Collected data entries
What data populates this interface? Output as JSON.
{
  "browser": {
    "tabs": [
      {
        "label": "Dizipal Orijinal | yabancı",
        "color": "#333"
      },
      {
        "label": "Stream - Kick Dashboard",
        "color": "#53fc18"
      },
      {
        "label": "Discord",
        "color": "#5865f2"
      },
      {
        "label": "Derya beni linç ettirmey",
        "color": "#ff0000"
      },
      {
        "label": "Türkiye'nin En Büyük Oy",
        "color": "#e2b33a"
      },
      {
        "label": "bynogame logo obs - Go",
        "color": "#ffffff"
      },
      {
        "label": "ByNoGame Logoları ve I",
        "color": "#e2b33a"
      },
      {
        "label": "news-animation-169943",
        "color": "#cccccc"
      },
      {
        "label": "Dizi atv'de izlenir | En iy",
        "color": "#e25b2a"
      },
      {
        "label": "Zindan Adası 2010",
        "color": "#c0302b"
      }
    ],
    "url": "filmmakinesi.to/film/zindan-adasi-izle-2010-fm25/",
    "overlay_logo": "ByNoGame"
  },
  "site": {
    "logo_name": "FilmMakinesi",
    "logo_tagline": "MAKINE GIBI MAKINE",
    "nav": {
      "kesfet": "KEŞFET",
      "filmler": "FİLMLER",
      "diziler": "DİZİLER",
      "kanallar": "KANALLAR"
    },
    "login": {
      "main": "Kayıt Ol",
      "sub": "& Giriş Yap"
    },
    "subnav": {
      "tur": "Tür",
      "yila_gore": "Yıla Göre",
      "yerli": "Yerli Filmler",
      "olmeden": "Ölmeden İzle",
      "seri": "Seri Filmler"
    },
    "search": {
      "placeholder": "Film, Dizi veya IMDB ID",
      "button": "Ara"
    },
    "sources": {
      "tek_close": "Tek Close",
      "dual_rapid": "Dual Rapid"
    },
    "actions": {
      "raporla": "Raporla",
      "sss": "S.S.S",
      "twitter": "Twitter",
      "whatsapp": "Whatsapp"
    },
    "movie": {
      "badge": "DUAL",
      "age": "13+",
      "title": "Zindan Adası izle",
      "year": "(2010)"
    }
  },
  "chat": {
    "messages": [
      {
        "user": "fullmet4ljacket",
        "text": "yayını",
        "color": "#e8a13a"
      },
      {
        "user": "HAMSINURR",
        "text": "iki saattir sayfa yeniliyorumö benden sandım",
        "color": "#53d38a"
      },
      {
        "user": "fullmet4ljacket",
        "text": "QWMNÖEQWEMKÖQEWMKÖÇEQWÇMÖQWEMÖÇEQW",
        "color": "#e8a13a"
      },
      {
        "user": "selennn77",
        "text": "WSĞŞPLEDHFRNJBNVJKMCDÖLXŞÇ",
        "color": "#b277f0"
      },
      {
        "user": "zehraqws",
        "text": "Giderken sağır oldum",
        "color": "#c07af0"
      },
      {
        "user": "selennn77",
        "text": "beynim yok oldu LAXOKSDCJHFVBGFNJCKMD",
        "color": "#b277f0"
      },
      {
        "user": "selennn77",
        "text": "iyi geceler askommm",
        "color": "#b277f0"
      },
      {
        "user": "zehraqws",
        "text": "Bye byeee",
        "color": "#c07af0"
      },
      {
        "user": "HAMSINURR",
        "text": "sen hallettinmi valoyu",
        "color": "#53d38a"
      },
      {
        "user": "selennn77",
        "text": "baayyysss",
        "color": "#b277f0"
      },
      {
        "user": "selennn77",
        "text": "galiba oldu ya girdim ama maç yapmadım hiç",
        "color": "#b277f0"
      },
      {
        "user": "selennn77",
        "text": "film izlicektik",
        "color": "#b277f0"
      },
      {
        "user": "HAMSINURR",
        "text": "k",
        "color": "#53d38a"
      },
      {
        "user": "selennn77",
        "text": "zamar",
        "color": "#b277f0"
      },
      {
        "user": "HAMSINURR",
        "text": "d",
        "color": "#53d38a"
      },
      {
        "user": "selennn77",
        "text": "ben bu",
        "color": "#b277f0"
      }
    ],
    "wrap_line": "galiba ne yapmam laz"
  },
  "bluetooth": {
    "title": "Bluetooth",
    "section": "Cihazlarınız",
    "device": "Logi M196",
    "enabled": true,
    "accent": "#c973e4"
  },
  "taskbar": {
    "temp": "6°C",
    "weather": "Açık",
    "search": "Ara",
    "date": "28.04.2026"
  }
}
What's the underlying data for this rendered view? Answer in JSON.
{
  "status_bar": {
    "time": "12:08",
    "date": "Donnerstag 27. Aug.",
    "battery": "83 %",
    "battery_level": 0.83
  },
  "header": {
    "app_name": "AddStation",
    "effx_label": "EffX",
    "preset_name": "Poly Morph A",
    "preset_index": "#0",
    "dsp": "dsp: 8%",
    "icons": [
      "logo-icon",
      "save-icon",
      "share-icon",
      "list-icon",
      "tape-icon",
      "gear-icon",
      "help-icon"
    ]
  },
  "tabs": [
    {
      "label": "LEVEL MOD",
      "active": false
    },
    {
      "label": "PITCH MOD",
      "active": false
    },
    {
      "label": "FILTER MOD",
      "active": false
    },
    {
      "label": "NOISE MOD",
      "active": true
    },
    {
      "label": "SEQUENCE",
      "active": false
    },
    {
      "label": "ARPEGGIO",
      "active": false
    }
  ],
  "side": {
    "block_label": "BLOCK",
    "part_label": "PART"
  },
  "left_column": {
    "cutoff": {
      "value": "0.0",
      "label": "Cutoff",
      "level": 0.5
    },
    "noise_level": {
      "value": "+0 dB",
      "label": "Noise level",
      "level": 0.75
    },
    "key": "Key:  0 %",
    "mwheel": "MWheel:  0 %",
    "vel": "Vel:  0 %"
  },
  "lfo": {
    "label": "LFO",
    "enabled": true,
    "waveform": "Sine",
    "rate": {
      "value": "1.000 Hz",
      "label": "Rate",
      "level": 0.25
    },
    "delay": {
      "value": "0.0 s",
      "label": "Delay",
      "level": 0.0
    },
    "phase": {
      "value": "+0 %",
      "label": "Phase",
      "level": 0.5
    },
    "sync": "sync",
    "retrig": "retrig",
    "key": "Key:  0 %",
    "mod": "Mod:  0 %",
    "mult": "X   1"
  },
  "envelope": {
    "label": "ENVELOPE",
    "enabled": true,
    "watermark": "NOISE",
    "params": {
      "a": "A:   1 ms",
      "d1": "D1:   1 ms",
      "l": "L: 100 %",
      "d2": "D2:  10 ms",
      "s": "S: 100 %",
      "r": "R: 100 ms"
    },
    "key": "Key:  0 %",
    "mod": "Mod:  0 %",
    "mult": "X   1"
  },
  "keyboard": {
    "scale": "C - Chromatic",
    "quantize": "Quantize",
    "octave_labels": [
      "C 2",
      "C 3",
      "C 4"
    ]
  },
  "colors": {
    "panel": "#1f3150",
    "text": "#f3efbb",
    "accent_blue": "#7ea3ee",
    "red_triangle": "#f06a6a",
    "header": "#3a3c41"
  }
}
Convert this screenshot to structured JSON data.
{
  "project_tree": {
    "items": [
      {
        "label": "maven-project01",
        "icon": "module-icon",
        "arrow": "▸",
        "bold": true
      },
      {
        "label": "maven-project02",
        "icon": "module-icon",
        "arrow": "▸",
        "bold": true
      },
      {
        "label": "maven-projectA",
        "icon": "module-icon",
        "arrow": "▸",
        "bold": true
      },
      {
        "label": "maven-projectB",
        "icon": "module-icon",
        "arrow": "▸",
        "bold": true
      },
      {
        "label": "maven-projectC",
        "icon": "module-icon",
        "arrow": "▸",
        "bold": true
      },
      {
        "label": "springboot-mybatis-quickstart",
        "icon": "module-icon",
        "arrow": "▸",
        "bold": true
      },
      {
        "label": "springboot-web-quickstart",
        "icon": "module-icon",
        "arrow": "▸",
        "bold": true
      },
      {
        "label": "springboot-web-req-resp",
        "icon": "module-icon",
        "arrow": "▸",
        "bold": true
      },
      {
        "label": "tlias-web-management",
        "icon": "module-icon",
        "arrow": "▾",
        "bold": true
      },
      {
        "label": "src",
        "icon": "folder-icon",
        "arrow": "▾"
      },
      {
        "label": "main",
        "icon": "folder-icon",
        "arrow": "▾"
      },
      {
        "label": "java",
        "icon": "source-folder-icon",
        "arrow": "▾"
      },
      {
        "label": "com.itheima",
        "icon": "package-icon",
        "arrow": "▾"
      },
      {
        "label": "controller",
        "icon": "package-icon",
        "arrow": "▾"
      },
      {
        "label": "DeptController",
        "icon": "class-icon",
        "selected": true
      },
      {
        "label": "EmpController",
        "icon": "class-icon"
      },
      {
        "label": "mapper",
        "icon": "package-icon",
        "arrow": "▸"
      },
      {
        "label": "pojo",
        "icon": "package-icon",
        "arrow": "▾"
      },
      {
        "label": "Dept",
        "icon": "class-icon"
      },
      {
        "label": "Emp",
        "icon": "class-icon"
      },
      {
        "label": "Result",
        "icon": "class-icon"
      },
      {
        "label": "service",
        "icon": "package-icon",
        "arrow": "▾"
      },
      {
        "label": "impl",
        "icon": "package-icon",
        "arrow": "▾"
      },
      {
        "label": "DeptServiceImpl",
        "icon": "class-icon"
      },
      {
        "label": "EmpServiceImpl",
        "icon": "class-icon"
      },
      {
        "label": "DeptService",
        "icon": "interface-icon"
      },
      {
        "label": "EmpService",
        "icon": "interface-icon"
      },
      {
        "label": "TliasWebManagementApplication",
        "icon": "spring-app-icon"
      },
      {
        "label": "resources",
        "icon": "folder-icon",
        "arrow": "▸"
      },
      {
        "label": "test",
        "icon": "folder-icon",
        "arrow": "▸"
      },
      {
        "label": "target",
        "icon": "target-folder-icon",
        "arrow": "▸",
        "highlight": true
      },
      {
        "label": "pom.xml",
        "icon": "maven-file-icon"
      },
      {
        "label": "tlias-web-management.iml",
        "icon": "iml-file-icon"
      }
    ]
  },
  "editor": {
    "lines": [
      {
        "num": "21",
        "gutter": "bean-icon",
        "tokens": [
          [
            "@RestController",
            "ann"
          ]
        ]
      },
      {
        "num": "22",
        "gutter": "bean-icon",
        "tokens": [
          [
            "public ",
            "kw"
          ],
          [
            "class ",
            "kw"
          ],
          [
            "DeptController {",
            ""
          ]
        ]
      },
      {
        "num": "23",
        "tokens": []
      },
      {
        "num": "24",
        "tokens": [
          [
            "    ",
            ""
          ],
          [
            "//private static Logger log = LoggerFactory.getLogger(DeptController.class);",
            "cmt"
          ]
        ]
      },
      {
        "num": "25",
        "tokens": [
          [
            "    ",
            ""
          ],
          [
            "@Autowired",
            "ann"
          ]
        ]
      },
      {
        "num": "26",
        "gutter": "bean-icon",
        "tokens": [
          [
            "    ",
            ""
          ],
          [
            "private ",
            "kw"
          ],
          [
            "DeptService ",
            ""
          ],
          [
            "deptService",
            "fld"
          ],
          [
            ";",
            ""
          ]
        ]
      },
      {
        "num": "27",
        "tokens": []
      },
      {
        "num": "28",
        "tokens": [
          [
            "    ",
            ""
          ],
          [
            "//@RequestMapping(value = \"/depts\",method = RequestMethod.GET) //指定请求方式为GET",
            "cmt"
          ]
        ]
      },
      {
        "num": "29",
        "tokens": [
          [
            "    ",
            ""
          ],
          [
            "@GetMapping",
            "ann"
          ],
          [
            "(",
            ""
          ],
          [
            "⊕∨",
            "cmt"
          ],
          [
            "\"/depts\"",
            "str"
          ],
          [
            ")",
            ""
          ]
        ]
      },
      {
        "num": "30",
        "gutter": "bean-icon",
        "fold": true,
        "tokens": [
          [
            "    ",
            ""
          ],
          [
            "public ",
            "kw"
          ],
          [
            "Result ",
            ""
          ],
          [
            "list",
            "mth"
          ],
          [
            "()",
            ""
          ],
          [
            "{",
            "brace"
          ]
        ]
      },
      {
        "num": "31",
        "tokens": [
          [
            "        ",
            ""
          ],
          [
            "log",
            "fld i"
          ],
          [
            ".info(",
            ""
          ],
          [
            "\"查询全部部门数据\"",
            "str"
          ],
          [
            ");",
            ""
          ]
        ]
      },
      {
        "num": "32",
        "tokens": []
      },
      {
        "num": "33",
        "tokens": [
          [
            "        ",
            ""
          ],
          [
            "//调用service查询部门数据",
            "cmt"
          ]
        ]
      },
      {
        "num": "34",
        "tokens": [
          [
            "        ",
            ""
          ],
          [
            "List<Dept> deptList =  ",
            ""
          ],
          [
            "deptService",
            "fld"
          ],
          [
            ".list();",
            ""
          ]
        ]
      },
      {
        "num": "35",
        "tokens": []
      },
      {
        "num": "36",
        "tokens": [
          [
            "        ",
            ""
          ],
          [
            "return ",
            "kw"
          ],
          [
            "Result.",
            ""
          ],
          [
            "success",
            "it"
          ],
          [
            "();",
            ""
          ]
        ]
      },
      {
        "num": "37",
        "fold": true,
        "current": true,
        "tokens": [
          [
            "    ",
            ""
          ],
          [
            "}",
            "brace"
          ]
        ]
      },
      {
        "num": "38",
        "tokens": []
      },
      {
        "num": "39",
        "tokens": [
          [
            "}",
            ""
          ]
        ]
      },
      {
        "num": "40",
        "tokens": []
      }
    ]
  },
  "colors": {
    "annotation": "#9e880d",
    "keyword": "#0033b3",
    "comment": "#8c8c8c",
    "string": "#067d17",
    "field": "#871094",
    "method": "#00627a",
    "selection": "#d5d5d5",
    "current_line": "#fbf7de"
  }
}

» The exercise
Copy each line of the data that contains the word "JSON".

» The reply
What data populates this interface? Output as JSON.
What's the underlying data for this rendered view? Answer in JSON.
Convert this screenshot to structured JSON data.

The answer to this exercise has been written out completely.